▶ **INFORMATION SUPPLIED**:

☆ ☆ ☆ ☆ ☆

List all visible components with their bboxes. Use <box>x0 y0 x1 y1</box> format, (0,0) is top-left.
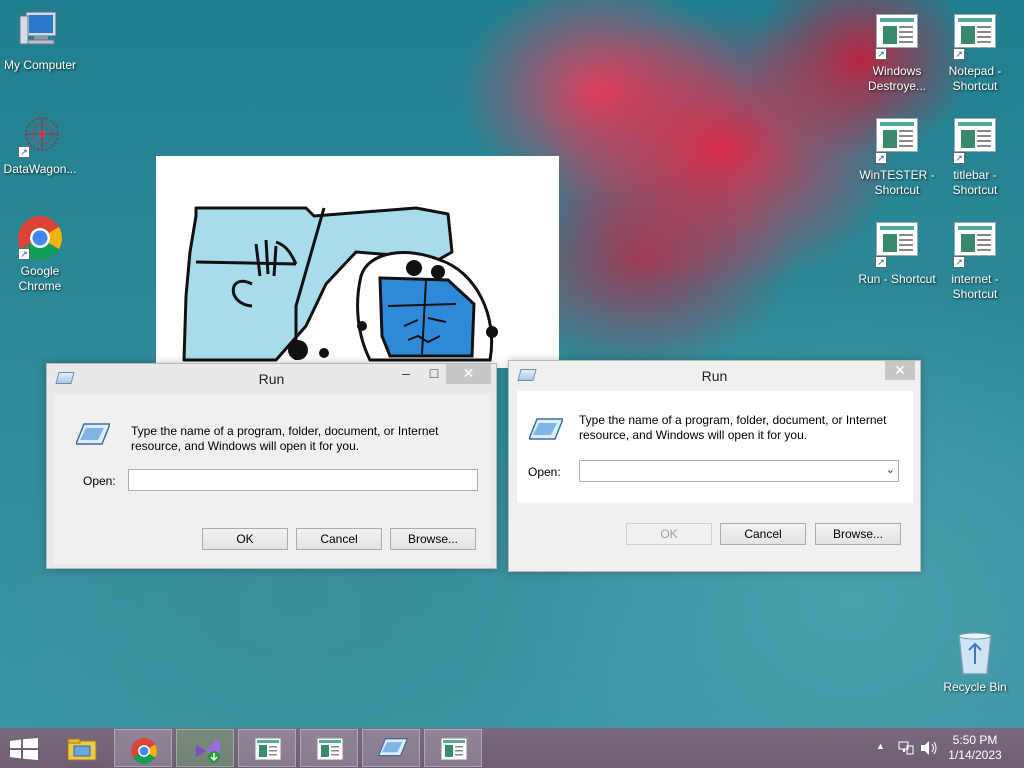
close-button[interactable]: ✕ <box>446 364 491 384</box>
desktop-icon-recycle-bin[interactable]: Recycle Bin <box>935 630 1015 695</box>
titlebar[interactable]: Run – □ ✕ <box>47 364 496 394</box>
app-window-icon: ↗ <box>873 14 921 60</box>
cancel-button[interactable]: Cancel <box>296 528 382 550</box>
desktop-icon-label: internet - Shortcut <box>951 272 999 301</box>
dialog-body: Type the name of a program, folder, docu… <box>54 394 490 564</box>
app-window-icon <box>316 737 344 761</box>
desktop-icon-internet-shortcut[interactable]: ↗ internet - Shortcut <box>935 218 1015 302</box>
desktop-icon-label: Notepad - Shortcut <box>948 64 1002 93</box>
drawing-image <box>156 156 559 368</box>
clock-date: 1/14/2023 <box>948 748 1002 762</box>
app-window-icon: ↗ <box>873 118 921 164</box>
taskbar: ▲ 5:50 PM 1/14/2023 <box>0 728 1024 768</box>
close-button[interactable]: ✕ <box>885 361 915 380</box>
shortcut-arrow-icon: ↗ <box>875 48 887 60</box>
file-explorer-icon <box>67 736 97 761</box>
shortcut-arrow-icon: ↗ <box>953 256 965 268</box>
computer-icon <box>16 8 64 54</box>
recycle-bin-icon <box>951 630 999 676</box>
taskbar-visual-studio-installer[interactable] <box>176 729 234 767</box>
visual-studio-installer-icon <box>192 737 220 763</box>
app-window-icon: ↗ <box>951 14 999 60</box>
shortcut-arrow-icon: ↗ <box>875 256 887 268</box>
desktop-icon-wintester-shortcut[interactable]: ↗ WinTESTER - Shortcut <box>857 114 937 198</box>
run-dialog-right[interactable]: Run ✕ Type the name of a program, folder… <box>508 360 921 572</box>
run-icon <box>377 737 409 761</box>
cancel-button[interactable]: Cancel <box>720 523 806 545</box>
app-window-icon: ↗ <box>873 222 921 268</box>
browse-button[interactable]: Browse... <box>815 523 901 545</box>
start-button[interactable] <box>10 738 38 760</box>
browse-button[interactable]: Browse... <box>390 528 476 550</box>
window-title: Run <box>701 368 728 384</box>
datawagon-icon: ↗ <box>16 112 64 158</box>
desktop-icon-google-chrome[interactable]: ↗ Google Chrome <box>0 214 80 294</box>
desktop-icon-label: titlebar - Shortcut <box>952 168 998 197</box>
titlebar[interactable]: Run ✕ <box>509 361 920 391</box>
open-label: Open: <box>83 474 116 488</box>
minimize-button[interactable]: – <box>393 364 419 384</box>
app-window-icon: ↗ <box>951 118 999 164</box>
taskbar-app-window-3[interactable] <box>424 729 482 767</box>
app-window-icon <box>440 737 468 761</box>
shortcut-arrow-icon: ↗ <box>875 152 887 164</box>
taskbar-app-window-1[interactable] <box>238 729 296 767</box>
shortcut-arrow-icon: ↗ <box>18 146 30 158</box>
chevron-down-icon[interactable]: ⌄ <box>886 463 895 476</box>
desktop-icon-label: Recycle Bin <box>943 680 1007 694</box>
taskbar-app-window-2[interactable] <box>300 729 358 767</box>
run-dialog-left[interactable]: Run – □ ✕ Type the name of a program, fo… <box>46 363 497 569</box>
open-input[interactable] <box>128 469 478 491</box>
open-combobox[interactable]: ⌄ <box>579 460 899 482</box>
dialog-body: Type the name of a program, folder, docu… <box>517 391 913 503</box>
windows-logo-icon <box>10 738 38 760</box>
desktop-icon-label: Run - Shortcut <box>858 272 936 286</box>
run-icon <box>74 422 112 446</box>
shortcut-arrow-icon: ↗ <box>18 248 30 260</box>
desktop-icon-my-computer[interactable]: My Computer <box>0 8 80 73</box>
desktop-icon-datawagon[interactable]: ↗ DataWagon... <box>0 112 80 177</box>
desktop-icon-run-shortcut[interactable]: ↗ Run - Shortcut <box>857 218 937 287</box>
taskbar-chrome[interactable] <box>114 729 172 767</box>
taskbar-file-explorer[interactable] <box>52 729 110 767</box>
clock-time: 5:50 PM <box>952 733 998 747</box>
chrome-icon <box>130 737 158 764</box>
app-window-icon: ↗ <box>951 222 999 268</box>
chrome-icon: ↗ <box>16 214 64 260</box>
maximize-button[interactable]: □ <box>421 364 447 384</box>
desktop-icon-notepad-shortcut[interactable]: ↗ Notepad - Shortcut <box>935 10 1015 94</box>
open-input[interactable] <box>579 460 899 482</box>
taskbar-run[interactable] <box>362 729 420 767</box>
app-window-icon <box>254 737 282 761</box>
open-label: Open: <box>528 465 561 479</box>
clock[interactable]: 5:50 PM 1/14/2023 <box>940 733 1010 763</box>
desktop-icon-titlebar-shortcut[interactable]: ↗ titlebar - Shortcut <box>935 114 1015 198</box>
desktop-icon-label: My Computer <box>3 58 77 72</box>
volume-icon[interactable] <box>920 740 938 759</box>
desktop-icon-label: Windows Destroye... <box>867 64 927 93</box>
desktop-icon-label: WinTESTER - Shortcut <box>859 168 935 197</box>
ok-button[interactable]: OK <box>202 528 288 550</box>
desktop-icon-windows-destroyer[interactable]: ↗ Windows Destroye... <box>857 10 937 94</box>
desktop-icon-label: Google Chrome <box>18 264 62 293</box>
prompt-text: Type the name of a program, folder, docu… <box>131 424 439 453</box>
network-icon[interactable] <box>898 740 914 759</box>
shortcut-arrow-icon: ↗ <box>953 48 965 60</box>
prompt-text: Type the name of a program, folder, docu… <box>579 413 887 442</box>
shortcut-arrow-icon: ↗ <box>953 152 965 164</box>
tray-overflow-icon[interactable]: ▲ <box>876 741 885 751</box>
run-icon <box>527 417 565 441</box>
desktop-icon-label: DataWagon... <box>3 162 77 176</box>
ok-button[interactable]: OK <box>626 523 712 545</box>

☆ ☆ ☆ ☆ ☆

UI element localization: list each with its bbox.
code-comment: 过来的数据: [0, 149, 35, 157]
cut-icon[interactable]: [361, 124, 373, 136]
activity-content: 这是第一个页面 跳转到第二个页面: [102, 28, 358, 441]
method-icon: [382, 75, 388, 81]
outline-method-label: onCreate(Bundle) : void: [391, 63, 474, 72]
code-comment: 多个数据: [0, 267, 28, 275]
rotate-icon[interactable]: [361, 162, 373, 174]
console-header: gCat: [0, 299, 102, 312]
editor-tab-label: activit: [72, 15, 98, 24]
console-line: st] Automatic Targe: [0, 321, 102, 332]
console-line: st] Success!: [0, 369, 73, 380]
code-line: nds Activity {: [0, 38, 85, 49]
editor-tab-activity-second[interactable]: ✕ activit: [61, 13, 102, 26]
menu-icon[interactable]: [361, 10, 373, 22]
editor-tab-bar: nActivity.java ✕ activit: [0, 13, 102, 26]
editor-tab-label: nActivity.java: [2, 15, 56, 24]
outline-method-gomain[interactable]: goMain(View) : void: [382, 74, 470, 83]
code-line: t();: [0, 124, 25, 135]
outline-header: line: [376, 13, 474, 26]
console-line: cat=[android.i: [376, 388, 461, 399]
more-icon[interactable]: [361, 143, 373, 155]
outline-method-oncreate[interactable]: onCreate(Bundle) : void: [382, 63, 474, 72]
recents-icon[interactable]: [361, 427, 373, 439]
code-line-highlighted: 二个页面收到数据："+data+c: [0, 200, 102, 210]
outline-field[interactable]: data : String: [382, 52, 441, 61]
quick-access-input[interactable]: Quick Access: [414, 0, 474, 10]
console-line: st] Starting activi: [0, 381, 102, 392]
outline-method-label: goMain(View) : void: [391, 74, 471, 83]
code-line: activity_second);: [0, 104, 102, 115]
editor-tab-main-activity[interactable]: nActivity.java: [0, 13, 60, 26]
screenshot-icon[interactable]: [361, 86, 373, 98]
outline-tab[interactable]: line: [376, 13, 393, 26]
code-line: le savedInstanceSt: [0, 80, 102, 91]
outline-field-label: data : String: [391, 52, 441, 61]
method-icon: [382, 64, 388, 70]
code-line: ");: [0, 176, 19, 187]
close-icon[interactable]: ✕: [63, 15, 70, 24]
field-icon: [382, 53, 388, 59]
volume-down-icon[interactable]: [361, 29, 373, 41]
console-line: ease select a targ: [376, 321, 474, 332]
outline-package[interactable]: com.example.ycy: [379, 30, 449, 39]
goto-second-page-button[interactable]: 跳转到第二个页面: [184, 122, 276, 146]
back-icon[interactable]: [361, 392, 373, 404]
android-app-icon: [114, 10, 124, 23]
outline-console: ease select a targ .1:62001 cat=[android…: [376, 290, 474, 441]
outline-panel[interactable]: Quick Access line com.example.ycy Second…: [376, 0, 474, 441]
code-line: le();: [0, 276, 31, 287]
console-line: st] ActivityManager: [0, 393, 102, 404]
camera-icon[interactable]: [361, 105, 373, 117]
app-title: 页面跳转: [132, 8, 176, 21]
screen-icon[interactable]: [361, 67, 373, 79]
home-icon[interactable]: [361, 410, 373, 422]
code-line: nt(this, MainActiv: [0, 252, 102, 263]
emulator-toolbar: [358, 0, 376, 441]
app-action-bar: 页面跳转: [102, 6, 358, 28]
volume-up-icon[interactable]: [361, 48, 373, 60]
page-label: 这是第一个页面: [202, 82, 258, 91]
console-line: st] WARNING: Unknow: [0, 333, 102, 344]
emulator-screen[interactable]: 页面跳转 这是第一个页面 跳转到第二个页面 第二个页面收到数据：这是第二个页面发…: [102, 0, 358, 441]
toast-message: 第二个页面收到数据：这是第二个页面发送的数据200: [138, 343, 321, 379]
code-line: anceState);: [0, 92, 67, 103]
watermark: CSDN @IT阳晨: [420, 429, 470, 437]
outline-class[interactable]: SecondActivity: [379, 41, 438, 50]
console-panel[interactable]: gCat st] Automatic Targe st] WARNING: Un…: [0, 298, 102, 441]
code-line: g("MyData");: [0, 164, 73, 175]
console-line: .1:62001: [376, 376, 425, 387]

☆ ☆ ☆ ☆ ☆

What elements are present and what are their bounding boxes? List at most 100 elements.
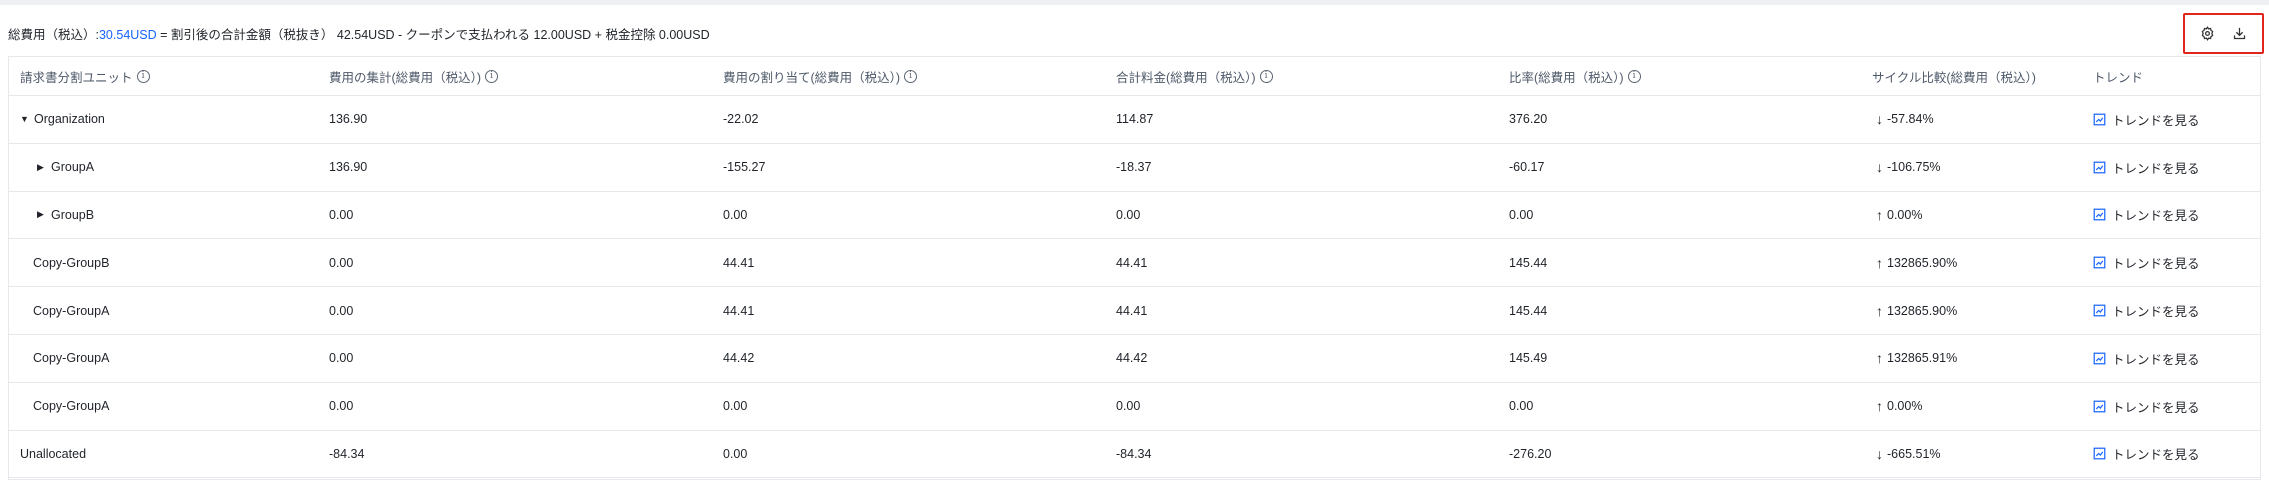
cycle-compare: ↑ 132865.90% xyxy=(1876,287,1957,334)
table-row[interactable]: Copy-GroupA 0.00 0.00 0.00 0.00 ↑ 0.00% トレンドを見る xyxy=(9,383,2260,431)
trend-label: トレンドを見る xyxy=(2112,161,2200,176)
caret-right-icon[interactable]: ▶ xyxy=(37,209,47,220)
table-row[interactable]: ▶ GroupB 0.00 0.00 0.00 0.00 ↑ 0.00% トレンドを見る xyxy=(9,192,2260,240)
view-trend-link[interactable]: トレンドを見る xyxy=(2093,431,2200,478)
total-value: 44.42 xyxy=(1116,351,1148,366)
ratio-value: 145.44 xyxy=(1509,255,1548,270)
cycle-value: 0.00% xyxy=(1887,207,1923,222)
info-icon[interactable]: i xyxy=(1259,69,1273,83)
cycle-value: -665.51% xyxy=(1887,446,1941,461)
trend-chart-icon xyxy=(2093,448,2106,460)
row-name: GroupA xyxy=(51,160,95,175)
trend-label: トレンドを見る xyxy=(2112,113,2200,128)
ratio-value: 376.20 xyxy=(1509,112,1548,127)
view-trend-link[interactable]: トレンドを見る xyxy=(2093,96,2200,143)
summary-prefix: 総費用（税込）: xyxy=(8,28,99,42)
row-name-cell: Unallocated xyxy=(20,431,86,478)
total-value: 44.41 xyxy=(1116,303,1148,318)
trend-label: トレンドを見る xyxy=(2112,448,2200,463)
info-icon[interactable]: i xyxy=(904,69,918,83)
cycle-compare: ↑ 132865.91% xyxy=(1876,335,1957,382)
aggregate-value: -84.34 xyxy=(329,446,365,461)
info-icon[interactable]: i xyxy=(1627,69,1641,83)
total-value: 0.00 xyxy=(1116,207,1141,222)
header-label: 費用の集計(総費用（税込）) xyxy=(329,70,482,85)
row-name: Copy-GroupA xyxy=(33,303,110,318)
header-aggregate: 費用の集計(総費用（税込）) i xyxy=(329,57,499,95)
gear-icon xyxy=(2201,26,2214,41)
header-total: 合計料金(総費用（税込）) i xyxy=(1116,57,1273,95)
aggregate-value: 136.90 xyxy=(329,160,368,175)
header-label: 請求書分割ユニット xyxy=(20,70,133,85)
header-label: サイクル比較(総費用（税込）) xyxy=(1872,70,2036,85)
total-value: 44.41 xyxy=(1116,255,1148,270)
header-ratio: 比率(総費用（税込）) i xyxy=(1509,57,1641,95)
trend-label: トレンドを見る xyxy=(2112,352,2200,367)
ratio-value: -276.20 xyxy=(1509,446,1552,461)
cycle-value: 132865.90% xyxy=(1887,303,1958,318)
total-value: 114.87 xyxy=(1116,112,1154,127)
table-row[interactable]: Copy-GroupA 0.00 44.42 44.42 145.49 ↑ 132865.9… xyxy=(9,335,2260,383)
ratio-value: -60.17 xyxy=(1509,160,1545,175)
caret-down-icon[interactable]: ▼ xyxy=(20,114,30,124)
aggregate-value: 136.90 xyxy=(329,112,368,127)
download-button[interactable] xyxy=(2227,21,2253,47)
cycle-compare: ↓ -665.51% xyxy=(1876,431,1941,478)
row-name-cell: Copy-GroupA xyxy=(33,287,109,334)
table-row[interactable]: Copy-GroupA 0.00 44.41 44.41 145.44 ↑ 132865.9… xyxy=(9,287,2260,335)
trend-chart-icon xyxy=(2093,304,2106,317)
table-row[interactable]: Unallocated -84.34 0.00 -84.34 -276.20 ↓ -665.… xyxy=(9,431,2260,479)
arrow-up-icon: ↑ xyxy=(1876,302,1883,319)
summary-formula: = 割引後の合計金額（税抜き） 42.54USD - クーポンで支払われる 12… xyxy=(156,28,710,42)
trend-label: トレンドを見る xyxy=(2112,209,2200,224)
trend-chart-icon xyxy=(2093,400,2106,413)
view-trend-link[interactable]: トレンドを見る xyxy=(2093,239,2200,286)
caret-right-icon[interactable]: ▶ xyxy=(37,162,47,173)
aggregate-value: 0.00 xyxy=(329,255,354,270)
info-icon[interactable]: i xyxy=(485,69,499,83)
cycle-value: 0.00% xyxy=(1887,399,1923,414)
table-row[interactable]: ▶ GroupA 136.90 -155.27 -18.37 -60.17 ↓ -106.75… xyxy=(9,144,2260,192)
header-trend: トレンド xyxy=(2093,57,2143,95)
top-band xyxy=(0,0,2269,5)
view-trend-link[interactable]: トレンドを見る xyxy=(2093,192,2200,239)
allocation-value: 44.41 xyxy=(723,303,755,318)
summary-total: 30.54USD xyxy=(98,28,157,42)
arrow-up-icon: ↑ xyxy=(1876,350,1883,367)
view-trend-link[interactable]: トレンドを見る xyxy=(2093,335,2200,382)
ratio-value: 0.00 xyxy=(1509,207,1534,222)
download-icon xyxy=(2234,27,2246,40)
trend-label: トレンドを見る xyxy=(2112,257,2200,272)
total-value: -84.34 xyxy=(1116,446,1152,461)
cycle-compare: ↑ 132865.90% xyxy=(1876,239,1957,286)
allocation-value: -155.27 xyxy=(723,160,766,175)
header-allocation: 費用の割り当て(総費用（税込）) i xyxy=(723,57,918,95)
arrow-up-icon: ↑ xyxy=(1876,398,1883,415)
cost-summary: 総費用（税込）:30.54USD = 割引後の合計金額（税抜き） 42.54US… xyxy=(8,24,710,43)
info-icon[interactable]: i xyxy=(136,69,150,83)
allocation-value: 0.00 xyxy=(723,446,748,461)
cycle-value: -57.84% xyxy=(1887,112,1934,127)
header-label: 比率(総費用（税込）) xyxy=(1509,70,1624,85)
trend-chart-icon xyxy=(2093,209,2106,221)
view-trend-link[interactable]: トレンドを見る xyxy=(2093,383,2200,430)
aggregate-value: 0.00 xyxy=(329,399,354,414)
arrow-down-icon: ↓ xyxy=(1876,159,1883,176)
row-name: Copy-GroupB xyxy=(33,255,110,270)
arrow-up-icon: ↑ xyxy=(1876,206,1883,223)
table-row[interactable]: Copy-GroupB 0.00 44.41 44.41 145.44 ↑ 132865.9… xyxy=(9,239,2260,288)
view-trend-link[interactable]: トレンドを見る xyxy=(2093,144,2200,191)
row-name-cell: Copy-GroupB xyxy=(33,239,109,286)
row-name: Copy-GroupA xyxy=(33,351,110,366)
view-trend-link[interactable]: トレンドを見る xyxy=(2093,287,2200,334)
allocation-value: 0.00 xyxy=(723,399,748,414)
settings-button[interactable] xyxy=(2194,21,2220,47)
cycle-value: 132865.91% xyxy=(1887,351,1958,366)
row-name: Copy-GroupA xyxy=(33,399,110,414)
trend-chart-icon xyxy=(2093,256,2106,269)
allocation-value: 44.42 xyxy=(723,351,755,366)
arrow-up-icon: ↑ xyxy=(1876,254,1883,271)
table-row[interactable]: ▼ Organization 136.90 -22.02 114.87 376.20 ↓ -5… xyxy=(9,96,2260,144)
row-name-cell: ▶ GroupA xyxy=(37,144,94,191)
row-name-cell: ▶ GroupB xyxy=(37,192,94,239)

☆ ☆ ☆ ☆ ☆

▶ **EXERCISE GOAL**: Can you lay out the lines from the one containing "close-button[interactable]: ✕ <box>446" up to and including the one containing "cancel-button[interactable]: Cancel <box>296" as a numbered list, with blank lines omitted?

▶ **RESULT FOR THIS EXERCISE**:
1. close-button[interactable]: ✕ <box>446 364 491 384</box>
2. desktop-icon-recycle-bin[interactable]: Recycle Bin <box>935 630 1015 695</box>
3. titlebar[interactable]: Run – □ ✕ <box>47 364 496 394</box>
4. app-window-icon: ↗ <box>873 14 921 60</box>
5. cancel-button[interactable]: Cancel <box>296 528 382 550</box>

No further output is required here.